◆ JOB
Gather all lines with the word "required" in them.

**** RECORDS

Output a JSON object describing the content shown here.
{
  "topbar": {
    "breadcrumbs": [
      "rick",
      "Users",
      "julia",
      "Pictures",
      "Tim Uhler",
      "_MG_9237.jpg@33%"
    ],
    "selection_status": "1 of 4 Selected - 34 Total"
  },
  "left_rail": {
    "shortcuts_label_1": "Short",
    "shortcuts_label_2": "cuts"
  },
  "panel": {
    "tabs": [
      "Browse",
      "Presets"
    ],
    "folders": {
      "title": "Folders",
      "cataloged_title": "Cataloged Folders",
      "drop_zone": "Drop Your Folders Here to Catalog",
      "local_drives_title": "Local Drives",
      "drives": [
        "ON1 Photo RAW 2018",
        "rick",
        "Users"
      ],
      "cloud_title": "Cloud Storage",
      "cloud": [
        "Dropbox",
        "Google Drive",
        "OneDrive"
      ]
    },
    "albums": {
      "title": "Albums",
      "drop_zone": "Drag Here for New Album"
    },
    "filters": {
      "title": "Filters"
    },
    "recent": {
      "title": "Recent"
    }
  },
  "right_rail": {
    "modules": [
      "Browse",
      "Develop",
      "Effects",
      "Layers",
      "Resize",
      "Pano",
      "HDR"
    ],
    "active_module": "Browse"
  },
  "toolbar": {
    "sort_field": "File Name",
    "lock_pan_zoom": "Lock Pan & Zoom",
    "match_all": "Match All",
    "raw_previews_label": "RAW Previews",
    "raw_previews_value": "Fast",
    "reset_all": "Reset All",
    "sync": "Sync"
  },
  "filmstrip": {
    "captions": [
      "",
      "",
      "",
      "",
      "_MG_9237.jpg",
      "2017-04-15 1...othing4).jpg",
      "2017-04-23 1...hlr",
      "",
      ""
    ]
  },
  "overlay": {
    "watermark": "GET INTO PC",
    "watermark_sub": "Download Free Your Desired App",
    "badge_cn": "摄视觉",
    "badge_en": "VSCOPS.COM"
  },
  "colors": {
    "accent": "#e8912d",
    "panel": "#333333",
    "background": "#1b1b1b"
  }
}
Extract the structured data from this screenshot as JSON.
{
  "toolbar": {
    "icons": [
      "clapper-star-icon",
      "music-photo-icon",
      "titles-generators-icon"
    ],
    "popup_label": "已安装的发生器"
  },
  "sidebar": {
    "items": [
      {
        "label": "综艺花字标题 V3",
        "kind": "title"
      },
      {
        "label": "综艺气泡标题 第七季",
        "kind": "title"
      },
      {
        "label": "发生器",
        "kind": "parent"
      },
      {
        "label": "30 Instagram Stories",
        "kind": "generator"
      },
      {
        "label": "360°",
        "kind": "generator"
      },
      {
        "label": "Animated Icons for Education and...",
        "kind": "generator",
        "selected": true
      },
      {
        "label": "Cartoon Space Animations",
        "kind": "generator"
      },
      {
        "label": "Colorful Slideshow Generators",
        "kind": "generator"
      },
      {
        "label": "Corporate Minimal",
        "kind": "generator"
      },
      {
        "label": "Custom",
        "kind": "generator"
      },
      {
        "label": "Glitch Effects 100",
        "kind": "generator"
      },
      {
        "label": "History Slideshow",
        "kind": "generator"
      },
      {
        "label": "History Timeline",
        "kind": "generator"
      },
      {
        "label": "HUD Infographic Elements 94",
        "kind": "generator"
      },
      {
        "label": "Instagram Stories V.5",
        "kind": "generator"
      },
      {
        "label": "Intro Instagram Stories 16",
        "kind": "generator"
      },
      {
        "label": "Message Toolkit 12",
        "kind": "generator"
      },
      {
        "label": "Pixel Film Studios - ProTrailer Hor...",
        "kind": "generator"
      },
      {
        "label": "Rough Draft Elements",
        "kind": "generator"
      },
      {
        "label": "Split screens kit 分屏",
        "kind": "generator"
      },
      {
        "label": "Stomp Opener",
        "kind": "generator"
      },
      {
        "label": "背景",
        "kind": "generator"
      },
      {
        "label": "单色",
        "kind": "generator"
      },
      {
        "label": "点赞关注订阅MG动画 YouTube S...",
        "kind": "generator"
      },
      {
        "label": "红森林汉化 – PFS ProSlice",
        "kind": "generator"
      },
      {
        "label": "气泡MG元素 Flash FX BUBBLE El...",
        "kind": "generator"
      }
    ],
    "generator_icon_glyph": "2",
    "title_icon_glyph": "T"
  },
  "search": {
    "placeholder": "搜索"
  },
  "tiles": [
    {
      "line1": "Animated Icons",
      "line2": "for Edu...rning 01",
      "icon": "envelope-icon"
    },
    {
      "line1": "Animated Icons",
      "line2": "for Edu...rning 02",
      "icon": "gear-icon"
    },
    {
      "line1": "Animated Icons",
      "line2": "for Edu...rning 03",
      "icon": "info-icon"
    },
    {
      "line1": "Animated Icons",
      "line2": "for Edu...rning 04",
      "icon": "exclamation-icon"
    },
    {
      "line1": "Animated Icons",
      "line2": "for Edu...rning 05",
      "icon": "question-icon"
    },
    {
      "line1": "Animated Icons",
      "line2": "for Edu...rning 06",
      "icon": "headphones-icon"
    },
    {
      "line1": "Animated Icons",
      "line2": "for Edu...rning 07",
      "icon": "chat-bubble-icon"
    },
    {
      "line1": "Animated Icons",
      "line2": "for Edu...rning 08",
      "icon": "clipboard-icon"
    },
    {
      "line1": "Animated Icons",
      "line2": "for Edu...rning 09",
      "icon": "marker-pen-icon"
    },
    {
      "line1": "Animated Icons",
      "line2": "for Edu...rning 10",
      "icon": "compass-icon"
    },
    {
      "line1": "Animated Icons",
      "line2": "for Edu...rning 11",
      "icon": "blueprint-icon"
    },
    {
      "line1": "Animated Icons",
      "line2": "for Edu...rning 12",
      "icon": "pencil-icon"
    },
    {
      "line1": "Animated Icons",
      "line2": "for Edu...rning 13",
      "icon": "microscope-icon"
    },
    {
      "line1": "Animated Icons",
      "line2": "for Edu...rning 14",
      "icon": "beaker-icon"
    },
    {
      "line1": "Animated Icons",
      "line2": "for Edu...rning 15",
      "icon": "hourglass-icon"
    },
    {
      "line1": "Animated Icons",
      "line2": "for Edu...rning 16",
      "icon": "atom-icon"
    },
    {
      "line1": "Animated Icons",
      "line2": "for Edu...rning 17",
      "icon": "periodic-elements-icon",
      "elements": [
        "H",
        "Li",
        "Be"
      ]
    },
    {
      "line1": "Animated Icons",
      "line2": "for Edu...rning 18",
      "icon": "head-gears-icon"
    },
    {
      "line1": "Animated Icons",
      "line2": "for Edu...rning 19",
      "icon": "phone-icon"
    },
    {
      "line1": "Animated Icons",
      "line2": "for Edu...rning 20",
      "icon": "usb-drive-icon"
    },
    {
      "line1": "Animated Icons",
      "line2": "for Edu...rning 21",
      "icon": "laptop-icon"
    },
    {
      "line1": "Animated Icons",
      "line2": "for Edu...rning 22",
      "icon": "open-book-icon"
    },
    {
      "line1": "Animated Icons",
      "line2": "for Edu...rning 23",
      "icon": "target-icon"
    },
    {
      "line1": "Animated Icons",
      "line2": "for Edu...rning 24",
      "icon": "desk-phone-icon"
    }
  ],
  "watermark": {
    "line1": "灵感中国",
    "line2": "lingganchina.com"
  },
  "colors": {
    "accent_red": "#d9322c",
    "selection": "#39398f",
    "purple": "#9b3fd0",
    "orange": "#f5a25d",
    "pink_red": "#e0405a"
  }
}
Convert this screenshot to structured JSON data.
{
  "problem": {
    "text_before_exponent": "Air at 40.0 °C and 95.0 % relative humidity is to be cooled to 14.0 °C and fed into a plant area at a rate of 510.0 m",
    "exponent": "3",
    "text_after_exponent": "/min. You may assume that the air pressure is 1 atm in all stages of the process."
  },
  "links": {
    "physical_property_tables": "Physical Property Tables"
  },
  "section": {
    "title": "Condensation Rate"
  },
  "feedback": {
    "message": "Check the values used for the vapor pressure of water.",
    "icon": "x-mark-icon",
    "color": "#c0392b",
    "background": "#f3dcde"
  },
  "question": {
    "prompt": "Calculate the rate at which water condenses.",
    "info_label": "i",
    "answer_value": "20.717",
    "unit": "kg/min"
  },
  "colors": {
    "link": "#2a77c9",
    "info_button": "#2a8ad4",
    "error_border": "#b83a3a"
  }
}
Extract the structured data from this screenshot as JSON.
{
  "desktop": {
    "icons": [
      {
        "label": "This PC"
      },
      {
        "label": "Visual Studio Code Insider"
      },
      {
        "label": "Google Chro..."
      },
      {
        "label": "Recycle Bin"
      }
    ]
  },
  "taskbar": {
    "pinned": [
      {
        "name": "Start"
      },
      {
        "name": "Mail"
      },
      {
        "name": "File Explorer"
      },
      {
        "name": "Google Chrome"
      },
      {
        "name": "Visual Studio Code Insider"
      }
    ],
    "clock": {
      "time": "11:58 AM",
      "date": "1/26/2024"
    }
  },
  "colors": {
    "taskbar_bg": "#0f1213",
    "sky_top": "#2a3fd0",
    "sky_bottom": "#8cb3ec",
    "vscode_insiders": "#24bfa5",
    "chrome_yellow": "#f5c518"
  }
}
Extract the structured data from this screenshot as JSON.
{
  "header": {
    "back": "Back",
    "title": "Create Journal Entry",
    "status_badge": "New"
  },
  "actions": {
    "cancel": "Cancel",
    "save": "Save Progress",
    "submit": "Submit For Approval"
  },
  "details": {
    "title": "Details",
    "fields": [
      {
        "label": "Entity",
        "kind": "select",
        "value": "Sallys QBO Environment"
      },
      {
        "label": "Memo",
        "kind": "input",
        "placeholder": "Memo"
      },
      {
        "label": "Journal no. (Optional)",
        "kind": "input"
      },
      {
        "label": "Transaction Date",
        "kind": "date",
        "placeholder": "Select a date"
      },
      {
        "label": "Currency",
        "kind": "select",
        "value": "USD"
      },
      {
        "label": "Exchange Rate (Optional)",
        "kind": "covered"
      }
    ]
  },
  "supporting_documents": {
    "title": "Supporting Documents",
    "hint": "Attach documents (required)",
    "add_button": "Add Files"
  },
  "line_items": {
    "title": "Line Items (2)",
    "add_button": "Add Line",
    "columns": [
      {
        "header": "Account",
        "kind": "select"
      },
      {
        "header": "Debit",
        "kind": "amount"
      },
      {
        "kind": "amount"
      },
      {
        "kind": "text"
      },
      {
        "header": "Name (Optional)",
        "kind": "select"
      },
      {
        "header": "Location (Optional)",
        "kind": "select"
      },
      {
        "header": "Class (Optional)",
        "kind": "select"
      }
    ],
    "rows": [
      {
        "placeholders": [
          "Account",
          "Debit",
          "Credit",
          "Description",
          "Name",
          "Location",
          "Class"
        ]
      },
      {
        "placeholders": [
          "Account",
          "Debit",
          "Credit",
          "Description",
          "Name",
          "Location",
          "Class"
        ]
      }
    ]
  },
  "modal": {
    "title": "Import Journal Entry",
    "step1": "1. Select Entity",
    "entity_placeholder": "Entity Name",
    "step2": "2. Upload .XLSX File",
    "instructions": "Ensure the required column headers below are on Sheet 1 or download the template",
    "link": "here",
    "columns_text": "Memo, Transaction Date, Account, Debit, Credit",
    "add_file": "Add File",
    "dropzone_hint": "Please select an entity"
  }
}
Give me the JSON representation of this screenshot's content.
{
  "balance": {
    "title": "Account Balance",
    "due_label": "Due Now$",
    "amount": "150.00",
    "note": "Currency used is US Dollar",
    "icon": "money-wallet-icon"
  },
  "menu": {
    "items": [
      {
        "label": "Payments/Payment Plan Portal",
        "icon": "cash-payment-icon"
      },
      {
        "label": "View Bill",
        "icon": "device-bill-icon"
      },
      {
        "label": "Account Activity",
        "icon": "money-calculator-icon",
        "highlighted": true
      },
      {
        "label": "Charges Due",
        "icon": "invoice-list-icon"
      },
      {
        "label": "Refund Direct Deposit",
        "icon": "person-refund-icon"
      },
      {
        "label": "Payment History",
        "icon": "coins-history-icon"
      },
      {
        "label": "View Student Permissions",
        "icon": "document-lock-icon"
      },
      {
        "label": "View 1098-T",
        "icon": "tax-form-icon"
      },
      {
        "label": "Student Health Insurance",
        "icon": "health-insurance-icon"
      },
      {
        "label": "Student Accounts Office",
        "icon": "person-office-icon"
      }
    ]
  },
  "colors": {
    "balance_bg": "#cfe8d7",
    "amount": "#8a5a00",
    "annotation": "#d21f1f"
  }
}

********

◆ COMPLETED EXERCISE
    "hint": "Attach documents (required)",
    "instructions": "Ensure the required column headers below are on Sheet 1 or download the template",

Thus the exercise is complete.